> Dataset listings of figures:
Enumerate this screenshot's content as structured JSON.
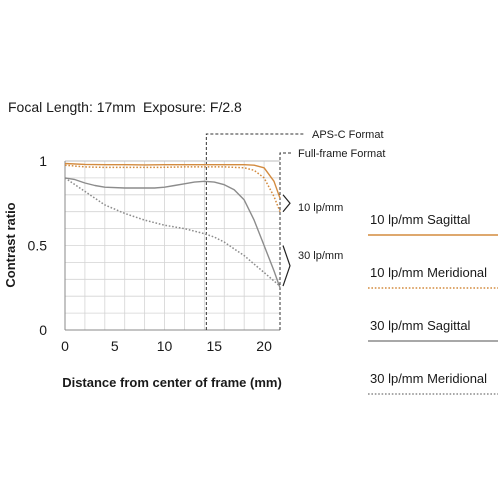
{
  "header": {
    "focal_length": "Focal Length: 17mm",
    "exposure": "Exposure: F/2.8"
  },
  "chart_data": {
    "type": "line",
    "title": "",
    "xlabel": "Distance from center of frame (mm)",
    "ylabel": "Contrast ratio",
    "xlim": [
      0,
      21.6
    ],
    "ylim": [
      0,
      1
    ],
    "x_ticks": [
      "0",
      "5",
      "10",
      "15",
      "20"
    ],
    "y_ticks": [
      "0",
      "0.5",
      "1"
    ],
    "grid": true,
    "legend_position": "right",
    "series": [
      {
        "name": "10 lp/mm Sagittal",
        "color": "#d38b3f",
        "dash": "solid",
        "x": [
          0,
          2,
          4,
          6,
          8,
          10,
          12,
          14,
          16,
          18,
          19,
          20,
          21,
          21.6
        ],
        "y": [
          0.985,
          0.98,
          0.978,
          0.978,
          0.977,
          0.978,
          0.978,
          0.978,
          0.978,
          0.978,
          0.975,
          0.96,
          0.88,
          0.78
        ]
      },
      {
        "name": "10 lp/mm Meridional",
        "color": "#d38b3f",
        "dash": "dotted",
        "x": [
          0,
          2,
          4,
          6,
          8,
          10,
          12,
          14,
          16,
          18,
          19,
          20,
          21,
          21.6
        ],
        "y": [
          0.975,
          0.965,
          0.962,
          0.962,
          0.962,
          0.963,
          0.965,
          0.965,
          0.965,
          0.96,
          0.945,
          0.9,
          0.79,
          0.7
        ]
      },
      {
        "name": "30 lp/mm Sagittal",
        "color": "#8c8c8c",
        "dash": "solid",
        "x": [
          0,
          1,
          2,
          3,
          4,
          6,
          8,
          9,
          10,
          11,
          12,
          13,
          14,
          15,
          16,
          17,
          18,
          19,
          20,
          21,
          21.6
        ],
        "y": [
          0.9,
          0.89,
          0.87,
          0.855,
          0.845,
          0.84,
          0.84,
          0.84,
          0.845,
          0.855,
          0.865,
          0.875,
          0.88,
          0.875,
          0.86,
          0.83,
          0.77,
          0.65,
          0.5,
          0.35,
          0.25
        ]
      },
      {
        "name": "30 lp/mm Meridional",
        "color": "#8c8c8c",
        "dash": "dotted",
        "x": [
          0,
          1,
          2,
          3,
          4,
          6,
          8,
          10,
          12,
          14,
          15,
          16,
          17,
          18,
          19,
          20,
          21,
          21.6
        ],
        "y": [
          0.9,
          0.86,
          0.82,
          0.78,
          0.74,
          0.69,
          0.65,
          0.62,
          0.6,
          0.57,
          0.55,
          0.52,
          0.48,
          0.44,
          0.39,
          0.34,
          0.29,
          0.26
        ]
      }
    ],
    "annotations": {
      "apsc": {
        "label": "APS-C Format",
        "x": 14.2
      },
      "fullframe": {
        "label": "Full-frame Format",
        "x": 21.6
      },
      "lp10": {
        "label": "10 lp/mm",
        "y_range": [
          0.7,
          0.8
        ]
      },
      "lp30": {
        "label": "30 lp/mm",
        "y_range": [
          0.26,
          0.5
        ]
      }
    }
  }
}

> TASK TO CARRY OUT: Check each line of the records for the string "Sagittal" and state how many lines contain it. Give only the number.

> COMPLETE RESPONSE: 2